» **Material to process**:

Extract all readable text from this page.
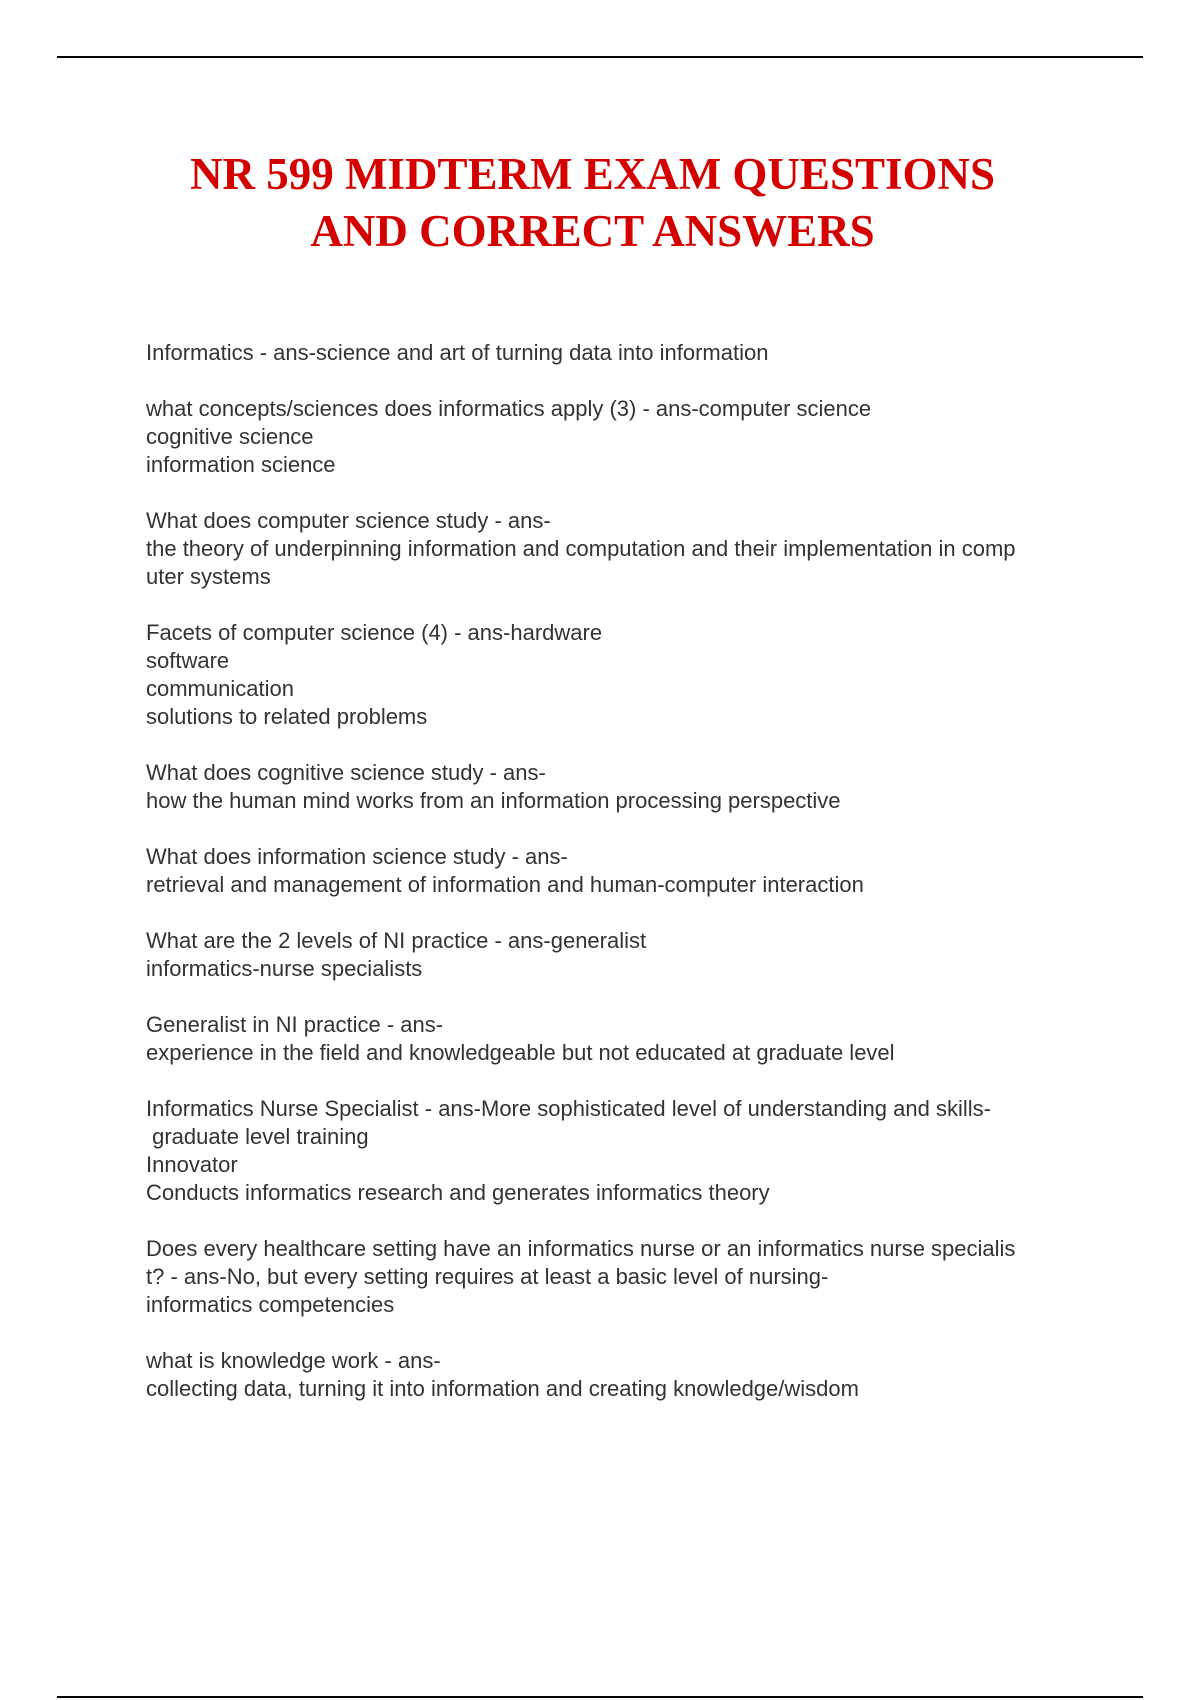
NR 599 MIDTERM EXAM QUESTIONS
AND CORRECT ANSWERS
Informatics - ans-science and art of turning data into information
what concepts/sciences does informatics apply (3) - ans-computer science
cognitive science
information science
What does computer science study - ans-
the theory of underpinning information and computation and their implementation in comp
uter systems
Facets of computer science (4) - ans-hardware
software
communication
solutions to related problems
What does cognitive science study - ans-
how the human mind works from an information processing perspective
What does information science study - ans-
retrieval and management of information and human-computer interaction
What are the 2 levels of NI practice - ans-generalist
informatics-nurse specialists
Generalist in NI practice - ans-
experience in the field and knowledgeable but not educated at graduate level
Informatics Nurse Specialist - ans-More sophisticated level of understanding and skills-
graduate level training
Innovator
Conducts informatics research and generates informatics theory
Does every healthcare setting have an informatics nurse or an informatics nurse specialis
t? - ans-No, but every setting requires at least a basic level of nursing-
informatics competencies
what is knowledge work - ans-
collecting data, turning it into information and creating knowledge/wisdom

---

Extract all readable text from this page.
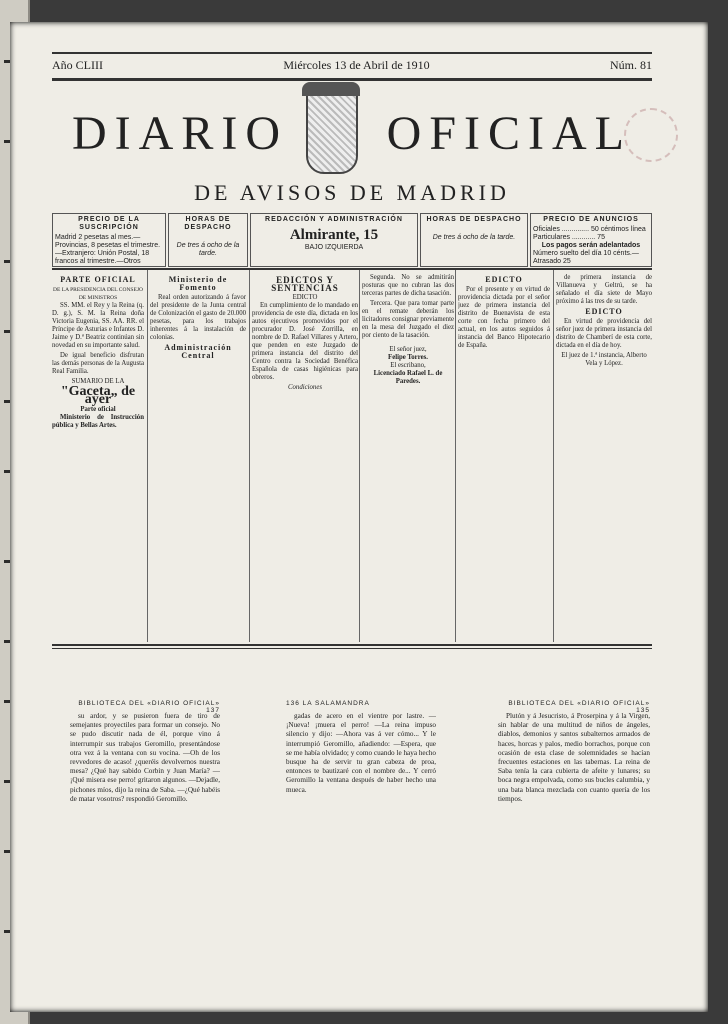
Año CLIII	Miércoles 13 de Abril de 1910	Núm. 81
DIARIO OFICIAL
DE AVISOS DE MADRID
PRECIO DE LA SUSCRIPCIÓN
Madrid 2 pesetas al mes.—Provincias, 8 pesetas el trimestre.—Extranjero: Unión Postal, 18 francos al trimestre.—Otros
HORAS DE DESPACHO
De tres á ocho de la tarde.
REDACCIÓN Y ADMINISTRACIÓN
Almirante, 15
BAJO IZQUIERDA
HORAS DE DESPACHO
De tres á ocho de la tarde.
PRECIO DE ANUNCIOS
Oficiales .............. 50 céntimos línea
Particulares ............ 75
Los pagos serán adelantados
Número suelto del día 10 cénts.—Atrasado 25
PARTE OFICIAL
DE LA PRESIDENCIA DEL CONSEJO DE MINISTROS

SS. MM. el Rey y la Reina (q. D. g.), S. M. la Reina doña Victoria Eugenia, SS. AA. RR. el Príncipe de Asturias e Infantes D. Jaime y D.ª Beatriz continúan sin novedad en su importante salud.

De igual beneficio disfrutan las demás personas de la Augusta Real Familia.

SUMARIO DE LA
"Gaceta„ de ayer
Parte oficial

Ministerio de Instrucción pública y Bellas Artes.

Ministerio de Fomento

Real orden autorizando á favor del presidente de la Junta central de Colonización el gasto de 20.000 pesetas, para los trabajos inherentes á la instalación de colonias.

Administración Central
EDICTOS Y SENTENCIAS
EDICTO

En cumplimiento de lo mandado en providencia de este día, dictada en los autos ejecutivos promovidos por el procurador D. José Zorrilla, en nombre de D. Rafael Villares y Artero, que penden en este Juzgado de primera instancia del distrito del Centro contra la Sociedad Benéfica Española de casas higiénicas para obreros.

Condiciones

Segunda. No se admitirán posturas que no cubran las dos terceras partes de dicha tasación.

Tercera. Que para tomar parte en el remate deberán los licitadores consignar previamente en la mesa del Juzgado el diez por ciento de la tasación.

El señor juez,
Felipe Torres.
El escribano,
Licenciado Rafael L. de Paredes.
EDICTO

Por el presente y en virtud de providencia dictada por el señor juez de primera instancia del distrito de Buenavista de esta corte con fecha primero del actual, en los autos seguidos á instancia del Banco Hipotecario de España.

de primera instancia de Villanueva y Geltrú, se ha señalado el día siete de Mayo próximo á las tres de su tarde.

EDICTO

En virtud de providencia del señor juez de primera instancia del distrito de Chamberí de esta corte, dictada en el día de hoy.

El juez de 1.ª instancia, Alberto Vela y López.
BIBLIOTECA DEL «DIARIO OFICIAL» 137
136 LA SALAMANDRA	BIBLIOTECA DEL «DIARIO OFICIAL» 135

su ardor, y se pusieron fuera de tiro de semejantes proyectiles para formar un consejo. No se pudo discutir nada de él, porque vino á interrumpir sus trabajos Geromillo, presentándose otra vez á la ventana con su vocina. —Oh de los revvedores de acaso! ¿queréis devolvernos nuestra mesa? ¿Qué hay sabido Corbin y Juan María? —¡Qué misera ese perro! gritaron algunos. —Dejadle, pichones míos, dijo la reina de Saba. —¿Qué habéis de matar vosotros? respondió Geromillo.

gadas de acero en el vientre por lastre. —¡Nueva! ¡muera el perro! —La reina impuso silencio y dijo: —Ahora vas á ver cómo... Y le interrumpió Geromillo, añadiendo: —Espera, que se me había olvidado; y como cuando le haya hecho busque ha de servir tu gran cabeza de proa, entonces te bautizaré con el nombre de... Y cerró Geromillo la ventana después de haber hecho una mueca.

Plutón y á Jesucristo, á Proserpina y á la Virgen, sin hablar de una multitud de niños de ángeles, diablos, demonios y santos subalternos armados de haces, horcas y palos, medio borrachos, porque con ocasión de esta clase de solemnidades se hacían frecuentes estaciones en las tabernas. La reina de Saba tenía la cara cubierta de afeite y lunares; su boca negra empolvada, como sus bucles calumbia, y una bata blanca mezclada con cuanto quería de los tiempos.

» **Challenge**: Figure out how many lines above include the string "instancia", then report that number and nothing else.

» **Full solution**: 5